--- Required work ---
Quote all entries in full, exactly.
***** Data records
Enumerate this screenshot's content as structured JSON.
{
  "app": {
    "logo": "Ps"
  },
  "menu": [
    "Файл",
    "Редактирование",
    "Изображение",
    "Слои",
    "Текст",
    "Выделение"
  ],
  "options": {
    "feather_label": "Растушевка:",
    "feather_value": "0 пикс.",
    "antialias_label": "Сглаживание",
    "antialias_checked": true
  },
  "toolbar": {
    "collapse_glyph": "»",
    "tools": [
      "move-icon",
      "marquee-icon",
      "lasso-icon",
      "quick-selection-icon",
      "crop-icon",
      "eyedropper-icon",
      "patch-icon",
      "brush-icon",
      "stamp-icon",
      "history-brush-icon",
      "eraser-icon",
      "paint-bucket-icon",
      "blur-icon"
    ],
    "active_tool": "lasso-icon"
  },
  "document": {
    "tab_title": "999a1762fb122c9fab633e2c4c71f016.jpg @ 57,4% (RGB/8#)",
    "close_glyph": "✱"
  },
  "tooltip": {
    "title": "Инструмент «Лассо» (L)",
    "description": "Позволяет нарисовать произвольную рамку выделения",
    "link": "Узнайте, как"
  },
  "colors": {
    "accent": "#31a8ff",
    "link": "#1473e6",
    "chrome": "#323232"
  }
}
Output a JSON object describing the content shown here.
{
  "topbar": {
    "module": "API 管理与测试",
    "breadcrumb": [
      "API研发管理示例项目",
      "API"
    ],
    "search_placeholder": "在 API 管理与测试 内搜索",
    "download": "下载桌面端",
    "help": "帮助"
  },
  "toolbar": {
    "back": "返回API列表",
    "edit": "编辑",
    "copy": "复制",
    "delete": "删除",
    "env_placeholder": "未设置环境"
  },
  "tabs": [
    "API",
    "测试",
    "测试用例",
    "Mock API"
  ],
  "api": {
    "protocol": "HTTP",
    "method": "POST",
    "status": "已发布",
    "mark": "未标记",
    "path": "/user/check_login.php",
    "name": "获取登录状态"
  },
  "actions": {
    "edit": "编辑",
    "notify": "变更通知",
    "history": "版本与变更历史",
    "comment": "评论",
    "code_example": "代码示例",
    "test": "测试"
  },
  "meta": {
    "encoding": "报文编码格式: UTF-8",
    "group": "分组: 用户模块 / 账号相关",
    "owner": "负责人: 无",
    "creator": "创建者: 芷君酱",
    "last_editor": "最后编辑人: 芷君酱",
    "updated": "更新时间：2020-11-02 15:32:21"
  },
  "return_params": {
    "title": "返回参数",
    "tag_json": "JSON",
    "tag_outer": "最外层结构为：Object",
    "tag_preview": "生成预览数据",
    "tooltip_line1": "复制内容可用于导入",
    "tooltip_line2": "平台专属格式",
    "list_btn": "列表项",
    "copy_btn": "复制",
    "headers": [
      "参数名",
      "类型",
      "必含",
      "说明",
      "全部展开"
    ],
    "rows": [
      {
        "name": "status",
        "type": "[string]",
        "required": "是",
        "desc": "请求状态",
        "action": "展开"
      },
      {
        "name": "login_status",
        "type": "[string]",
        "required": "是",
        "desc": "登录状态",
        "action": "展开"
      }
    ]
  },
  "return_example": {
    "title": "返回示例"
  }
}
**********
--- Result of the exercise ---
Enumerate this screenshot's content as structured JSON.
{
  "app": {
    "logo": "Ps"
  },
  "menu": [
    "Файл",
    "Редактирование",
    "Изображение",
    "Слои",
    "Текст",
    "Выделение"
  ],
  "options": {
    "feather_label": "Растушевка:",
    "feather_value": "0 пикс.",
    "antialias_label": "Сглаживание",
    "antialias_checked": true
  },
  "toolbar": {
    "collapse_glyph": "»",
    "tools": [
      "move-icon",
      "marquee-icon",
      "lasso-icon",
      "quick-selection-icon",
      "crop-icon",
      "eyedropper-icon",
      "patch-icon",
      "brush-icon",
      "stamp-icon",
      "history-brush-icon",
      "eraser-icon",
      "paint-bucket-icon",
      "blur-icon"
    ],
    "active_tool": "lasso-icon"
  },
  "document": {
    "tab_title": "999a1762fb122c9fab633e2c4c71f016.jpg @ 57,4% (RGB/8#)",
    "close_glyph": "✱"
  },
  "tooltip": {
    "title": "Инструмент «Лассо» (L)",
    "description": "Позволяет нарисовать произвольную рамку выделения",
    "link": "Узнайте, как"
  },
  "colors": {
    "accent": "#31a8ff",
    "link": "#1473e6",
    "chrome": "#323232"
  }
}
Output a JSON object describing the content shown here.
{
  "topbar": {
    "module": "API 管理与测试",
    "breadcrumb": [
      "API研发管理示例项目",
      "API"
    ],
    "search_placeholder": "在 API 管理与测试 内搜索",
    "download": "下载桌面端",
    "help": "帮助"
  },
  "toolbar": {
    "back": "返回API列表",
    "edit": "编辑",
    "copy": "复制",
    "delete": "删除",
    "env_placeholder": "未设置环境"
  },
  "tabs": [
    "API",
    "测试",
    "测试用例",
    "Mock API"
  ],
  "api": {
    "protocol": "HTTP",
    "method": "POST",
    "status": "已发布",
    "mark": "未标记",
    "path": "/user/check_login.php",
    "name": "获取登录状态"
  },
  "actions": {
    "edit": "编辑",
    "notify": "变更通知",
    "history": "版本与变更历史",
    "comment": "评论",
    "code_example": "代码示例",
    "test": "测试"
  },
  "meta": {
    "encoding": "报文编码格式: UTF-8",
    "group": "分组: 用户模块 / 账号相关",
    "owner": "负责人: 无",
    "creator": "创建者: 芷君酱",
    "last_editor": "最后编辑人: 芷君酱",
    "updated": "更新时间：2020-11-02 15:32:21"
  },
  "return_params": {
    "title": "返回参数",
    "tag_json": "JSON",
    "tag_outer": "最外层结构为：Object",
    "tag_preview": "生成预览数据",
    "tooltip_line1": "复制内容可用于导入",
    "tooltip_line2": "平台专属格式",
    "list_btn": "列表项",
    "copy_btn": "复制",
    "headers": [
      "参数名",
      "类型",
      "必含",
      "说明",
      "全部展开"
    ],
    "rows": [
      {
        "name": "status",
        "type": "[string]",
        "required": "是",
        "desc": "请求状态",
        "action": "展开"
      },
      {
        "name": "login_status",
        "type": "[string]",
        "required": "是",
        "desc": "登录状态",
        "action": "展开"
      }
    ]
  },
  "return_example": {
    "title": "返回示例"
  }
}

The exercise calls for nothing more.